> Work required
Copy out every line in the entries below that includes "color".

-------------------------

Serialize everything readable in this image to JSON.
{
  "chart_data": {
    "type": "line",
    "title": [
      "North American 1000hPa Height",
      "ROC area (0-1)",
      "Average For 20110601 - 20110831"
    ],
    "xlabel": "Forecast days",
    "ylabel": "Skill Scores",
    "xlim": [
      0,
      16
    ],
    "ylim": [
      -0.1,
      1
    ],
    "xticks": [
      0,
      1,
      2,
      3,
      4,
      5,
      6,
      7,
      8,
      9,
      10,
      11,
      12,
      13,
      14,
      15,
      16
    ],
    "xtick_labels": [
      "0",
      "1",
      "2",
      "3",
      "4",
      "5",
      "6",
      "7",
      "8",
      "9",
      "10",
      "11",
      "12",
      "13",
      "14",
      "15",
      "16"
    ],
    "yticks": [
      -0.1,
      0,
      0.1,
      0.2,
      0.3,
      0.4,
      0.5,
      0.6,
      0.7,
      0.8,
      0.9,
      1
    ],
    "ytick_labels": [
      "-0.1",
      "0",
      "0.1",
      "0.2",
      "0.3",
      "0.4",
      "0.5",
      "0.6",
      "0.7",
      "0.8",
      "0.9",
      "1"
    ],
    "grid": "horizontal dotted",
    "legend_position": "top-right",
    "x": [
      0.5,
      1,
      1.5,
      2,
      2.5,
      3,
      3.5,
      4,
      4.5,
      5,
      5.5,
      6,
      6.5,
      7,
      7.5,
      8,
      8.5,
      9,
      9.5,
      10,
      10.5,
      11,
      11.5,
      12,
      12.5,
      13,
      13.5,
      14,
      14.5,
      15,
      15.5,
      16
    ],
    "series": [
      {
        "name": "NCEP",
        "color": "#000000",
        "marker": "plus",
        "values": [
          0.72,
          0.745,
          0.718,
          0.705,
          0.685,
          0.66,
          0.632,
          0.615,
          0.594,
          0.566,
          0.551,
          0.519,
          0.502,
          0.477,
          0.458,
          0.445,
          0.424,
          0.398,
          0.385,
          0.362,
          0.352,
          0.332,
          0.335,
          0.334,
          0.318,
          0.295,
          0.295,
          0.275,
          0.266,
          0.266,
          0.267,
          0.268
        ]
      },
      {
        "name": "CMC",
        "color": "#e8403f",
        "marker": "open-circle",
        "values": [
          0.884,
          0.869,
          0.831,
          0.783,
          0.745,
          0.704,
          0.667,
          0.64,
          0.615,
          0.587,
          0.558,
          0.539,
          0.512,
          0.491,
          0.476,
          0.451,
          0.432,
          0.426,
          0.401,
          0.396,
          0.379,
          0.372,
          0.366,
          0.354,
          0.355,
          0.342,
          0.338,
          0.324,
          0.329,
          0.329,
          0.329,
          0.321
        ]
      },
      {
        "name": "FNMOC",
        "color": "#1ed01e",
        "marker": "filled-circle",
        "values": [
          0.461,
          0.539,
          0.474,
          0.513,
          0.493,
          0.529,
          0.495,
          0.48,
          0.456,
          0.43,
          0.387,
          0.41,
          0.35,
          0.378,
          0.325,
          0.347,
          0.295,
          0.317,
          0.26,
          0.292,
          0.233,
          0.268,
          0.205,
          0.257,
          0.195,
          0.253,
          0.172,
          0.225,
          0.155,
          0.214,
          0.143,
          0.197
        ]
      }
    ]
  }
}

-------------------------

> Written reply
        "color": "#000000",
        "color": "#e8403f",
        "color": "#1ed01e",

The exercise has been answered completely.